* [WHAT YOU WILL DO]
Copy every line of the following items verbatim, changing nothing.

* [LISTED RECORDS]
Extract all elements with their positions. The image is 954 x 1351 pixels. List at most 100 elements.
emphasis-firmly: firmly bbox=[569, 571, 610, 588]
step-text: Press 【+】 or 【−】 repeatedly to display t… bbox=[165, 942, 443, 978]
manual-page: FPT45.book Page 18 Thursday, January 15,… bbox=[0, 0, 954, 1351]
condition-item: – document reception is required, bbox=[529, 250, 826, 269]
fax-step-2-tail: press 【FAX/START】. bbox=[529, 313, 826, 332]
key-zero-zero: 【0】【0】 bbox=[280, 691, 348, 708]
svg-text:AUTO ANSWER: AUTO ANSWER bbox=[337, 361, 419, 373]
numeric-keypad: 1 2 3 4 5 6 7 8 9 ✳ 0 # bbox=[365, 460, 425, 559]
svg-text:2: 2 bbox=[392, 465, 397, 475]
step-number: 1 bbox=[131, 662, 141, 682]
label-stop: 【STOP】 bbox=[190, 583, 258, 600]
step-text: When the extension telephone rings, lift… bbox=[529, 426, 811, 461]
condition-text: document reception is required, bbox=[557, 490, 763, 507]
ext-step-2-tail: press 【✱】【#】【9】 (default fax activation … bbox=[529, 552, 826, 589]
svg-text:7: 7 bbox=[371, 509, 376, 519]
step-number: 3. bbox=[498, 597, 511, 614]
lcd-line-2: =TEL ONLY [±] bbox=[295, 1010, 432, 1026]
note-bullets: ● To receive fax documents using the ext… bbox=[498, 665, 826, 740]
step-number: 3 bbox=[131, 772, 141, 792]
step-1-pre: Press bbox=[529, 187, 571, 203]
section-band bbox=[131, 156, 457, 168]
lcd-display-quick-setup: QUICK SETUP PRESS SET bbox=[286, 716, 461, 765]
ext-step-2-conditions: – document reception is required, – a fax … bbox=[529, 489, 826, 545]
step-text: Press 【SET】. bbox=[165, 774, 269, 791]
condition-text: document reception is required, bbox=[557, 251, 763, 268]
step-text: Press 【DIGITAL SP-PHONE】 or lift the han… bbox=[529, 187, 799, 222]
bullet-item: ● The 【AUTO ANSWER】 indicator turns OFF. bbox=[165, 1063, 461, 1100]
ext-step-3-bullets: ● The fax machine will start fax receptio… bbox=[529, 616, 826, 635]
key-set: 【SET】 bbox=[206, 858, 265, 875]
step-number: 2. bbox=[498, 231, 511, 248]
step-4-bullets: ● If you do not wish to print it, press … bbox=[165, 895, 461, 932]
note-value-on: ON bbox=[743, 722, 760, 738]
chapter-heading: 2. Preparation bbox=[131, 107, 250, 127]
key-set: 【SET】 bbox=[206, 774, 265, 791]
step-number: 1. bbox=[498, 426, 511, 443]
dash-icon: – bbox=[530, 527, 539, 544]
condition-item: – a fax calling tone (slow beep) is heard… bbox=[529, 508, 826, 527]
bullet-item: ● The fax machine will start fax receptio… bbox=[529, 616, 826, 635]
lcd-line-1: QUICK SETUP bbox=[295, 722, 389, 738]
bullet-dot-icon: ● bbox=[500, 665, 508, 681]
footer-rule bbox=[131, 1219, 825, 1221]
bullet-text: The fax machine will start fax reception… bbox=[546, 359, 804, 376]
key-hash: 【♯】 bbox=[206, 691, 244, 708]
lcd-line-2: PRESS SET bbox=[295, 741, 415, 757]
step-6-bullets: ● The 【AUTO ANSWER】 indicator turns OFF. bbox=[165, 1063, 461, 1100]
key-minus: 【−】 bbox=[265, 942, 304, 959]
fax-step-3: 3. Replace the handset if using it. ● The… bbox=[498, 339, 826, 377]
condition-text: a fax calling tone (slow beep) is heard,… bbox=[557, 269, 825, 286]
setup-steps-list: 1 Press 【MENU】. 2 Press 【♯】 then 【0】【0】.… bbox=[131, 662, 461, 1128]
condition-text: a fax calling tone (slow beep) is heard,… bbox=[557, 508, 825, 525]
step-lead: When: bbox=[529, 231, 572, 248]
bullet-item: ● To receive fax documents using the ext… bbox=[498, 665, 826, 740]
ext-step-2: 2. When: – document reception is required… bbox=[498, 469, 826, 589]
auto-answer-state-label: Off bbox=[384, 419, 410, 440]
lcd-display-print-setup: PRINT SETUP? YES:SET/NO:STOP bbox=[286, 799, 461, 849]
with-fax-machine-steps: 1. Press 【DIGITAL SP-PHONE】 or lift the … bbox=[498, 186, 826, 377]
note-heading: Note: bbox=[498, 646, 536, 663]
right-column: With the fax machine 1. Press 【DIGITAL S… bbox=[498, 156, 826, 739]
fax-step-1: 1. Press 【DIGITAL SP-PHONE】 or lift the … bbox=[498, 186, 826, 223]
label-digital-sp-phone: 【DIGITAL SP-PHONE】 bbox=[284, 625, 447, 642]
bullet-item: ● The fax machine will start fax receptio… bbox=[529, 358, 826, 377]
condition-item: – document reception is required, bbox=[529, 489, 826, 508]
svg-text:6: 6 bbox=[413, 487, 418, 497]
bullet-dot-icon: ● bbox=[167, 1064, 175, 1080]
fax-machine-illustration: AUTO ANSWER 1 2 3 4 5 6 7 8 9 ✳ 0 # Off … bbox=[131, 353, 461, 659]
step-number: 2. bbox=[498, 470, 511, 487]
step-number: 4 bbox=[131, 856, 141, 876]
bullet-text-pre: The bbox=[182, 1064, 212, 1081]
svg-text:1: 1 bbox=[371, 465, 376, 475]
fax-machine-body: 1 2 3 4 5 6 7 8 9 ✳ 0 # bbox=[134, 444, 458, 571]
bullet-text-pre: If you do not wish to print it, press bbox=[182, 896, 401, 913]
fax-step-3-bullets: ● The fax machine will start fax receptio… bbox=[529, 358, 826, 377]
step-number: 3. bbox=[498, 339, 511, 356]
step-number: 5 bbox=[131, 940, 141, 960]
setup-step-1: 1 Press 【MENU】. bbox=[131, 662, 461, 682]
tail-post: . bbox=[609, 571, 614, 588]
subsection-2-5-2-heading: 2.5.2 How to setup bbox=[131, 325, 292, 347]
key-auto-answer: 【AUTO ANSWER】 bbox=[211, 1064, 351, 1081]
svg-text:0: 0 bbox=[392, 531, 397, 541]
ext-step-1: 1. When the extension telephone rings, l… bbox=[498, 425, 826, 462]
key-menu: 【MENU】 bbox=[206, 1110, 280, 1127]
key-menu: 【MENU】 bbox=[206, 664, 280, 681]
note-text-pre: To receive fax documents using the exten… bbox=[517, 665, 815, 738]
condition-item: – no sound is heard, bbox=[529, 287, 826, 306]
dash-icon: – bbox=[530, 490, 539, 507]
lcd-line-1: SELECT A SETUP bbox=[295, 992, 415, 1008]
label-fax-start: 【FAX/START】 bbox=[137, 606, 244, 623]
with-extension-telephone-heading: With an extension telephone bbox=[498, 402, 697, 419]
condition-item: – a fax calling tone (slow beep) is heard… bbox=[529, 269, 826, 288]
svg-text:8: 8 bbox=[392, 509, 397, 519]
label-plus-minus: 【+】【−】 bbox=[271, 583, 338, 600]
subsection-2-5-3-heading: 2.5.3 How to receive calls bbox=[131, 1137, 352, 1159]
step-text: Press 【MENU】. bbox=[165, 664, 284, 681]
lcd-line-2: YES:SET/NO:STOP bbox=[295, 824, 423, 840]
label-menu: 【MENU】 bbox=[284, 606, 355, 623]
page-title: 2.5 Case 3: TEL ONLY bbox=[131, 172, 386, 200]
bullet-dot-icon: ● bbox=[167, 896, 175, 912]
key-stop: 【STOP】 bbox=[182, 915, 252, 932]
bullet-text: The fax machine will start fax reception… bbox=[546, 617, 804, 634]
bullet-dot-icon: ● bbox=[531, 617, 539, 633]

* [COMPLETE RESPONSE]
Extract all elements with their positions. The image is 954 x 1351 pixels. List at most 100 elements.
emphasis-firmly: firmly bbox=[569, 571, 610, 588]
step-text: Press 【+】 or 【−】 repeatedly to display t… bbox=[165, 942, 443, 978]
manual-page: FPT45.book Page 18 Thursday, January 15,… bbox=[0, 0, 954, 1351]
condition-item: – document reception is required, bbox=[529, 250, 826, 269]
fax-step-2-tail: press 【FAX/START】. bbox=[529, 313, 826, 332]
key-zero-zero: 【0】【0】 bbox=[280, 691, 348, 708]
svg-text:AUTO ANSWER: AUTO ANSWER bbox=[337, 361, 419, 373]
numeric-keypad: 1 2 3 4 5 6 7 8 9 ✳ 0 # bbox=[365, 460, 425, 559]
svg-text:2: 2 bbox=[392, 465, 397, 475]
step-number: 1 bbox=[131, 662, 141, 682]
label-stop: 【STOP】 bbox=[190, 583, 258, 600]
step-text: When the extension telephone rings, lift… bbox=[529, 426, 811, 461]
condition-text: document reception is required, bbox=[557, 490, 763, 507]
ext-step-2-tail: press 【✱】【#】【9】 (default fax activation … bbox=[529, 552, 826, 589]
svg-text:7: 7 bbox=[371, 509, 376, 519]
step-number: 3. bbox=[498, 597, 511, 614]
lcd-line-2: =TEL ONLY [±] bbox=[295, 1010, 432, 1026]
note-bullets: ● To receive fax documents using the ext… bbox=[498, 665, 826, 740]
step-number: 3 bbox=[131, 772, 141, 792]
step-1-pre: Press bbox=[529, 187, 571, 203]
section-band bbox=[131, 156, 457, 168]
lcd-display-quick-setup: QUICK SETUP PRESS SET bbox=[286, 716, 461, 765]
ext-step-2-conditions: – document reception is required, – a fax … bbox=[529, 489, 826, 545]
step-text: Press 【SET】. bbox=[165, 774, 269, 791]
condition-text: document reception is required, bbox=[557, 251, 763, 268]
step-text: Press 【DIGITAL SP-PHONE】 or lift the han… bbox=[529, 187, 799, 222]
bullet-item: ● The 【AUTO ANSWER】 indicator turns OFF. bbox=[165, 1063, 461, 1100]
ext-step-3-bullets: ● The fax machine will start fax receptio… bbox=[529, 616, 826, 635]
key-set: 【SET】 bbox=[206, 858, 265, 875]
step-number: 2. bbox=[498, 231, 511, 248]
step-4-bullets: ● If you do not wish to print it, press … bbox=[165, 895, 461, 932]
note-value-on: ON bbox=[743, 722, 760, 738]
chapter-heading: 2. Preparation bbox=[131, 107, 250, 127]
key-set: 【SET】 bbox=[206, 774, 265, 791]
step-number: 1. bbox=[498, 426, 511, 443]
dash-icon: – bbox=[530, 527, 539, 544]
condition-item: – a fax calling tone (slow beep) is heard… bbox=[529, 508, 826, 527]
bullet-item: ● The fax machine will start fax receptio… bbox=[529, 616, 826, 635]
lcd-line-1: QUICK SETUP bbox=[295, 722, 389, 738]
bullet-dot-icon: ● bbox=[500, 665, 508, 681]
footer-rule bbox=[131, 1219, 825, 1221]
bullet-text: The fax machine will start fax reception… bbox=[546, 359, 804, 376]
key-hash: 【♯】 bbox=[206, 691, 244, 708]
lcd-line-2: PRESS SET bbox=[295, 741, 415, 757]
step-6-bullets: ● The 【AUTO ANSWER】 indicator turns OFF. bbox=[165, 1063, 461, 1100]
key-minus: 【−】 bbox=[265, 942, 304, 959]
fax-step-3: 3. Replace the handset if using it. ● The… bbox=[498, 339, 826, 377]
condition-text: a fax calling tone (slow beep) is heard,… bbox=[557, 269, 825, 286]
setup-steps-list: 1 Press 【MENU】. 2 Press 【♯】 then 【0】【0】.… bbox=[131, 662, 461, 1128]
condition-text: a fax calling tone (slow beep) is heard,… bbox=[557, 508, 825, 525]
step-lead: When: bbox=[529, 231, 572, 248]
bullet-item: ● To receive fax documents using the ext… bbox=[498, 665, 826, 740]
ext-step-2: 2. When: – document reception is required… bbox=[498, 469, 826, 589]
auto-answer-state-label: Off bbox=[384, 419, 410, 440]
lcd-display-print-setup: PRINT SETUP? YES:SET/NO:STOP bbox=[286, 799, 461, 849]
with-fax-machine-steps: 1. Press 【DIGITAL SP-PHONE】 or lift the … bbox=[498, 186, 826, 377]
note-heading: Note: bbox=[498, 646, 536, 663]
right-column: With the fax machine 1. Press 【DIGITAL S… bbox=[498, 156, 826, 739]
fax-step-1: 1. Press 【DIGITAL SP-PHONE】 or lift the … bbox=[498, 186, 826, 223]
label-digital-sp-phone: 【DIGITAL SP-PHONE】 bbox=[284, 625, 447, 642]
bullet-item: ● The fax machine will start fax receptio… bbox=[529, 358, 826, 377]
condition-item: – document reception is required, bbox=[529, 489, 826, 508]
svg-text:6: 6 bbox=[413, 487, 418, 497]
bullet-dot-icon: ● bbox=[167, 1064, 175, 1080]
fax-machine-illustration: AUTO ANSWER 1 2 3 4 5 6 7 8 9 ✳ 0 # Off … bbox=[131, 353, 461, 659]
step-number: 2. bbox=[498, 470, 511, 487]
step-number: 4 bbox=[131, 856, 141, 876]
bullet-text-pre: The bbox=[182, 1064, 212, 1081]
svg-text:1: 1 bbox=[371, 465, 376, 475]
fax-machine-body: 1 2 3 4 5 6 7 8 9 ✳ 0 # bbox=[134, 444, 458, 571]
bullet-text-pre: If you do not wish to print it, press bbox=[182, 896, 401, 913]
fax-step-3-bullets: ● The fax machine will start fax receptio… bbox=[529, 358, 826, 377]
step-number: 3. bbox=[498, 339, 511, 356]
step-number: 5 bbox=[131, 940, 141, 960]
setup-step-1: 1 Press 【MENU】. bbox=[131, 662, 461, 682]
tail-post: . bbox=[609, 571, 614, 588]
subsection-2-5-2-heading: 2.5.2 How to setup bbox=[131, 325, 292, 347]
key-auto-answer: 【AUTO ANSWER】 bbox=[211, 1064, 351, 1081]
svg-text:0: 0 bbox=[392, 531, 397, 541]
ext-step-1: 1. When the extension telephone rings, l… bbox=[498, 425, 826, 462]
key-menu: 【MENU】 bbox=[206, 1110, 280, 1127]
key-menu: 【MENU】 bbox=[206, 664, 280, 681]
note-text-pre: To receive fax documents using the exten… bbox=[517, 665, 815, 738]
condition-item: – no sound is heard, bbox=[529, 287, 826, 306]
dash-icon: – bbox=[530, 490, 539, 507]
lcd-line-1: SELECT A SETUP bbox=[295, 992, 415, 1008]
label-fax-start: 【FAX/START】 bbox=[137, 606, 244, 623]
with-extension-telephone-heading: With an extension telephone bbox=[498, 402, 697, 419]
condition-item: – a fax calling tone (slow beep) is heard… bbox=[529, 269, 826, 288]
svg-text:8: 8 bbox=[392, 509, 397, 519]
label-plus-minus: 【+】【−】 bbox=[271, 583, 338, 600]
subsection-2-5-3-heading: 2.5.3 How to receive calls bbox=[131, 1137, 352, 1159]
step-text: Press 【MENU】. bbox=[165, 664, 284, 681]
lcd-line-2: YES:SET/NO:STOP bbox=[295, 824, 423, 840]
label-menu: 【MENU】 bbox=[284, 606, 355, 623]
page-title: 2.5 Case 3: TEL ONLY bbox=[131, 172, 386, 200]
bullet-dot-icon: ● bbox=[167, 896, 175, 912]
key-stop: 【STOP】 bbox=[182, 915, 252, 932]
bullet-text: The fax machine will start fax reception… bbox=[546, 617, 804, 634]
bullet-dot-icon: ● bbox=[531, 617, 539, 633]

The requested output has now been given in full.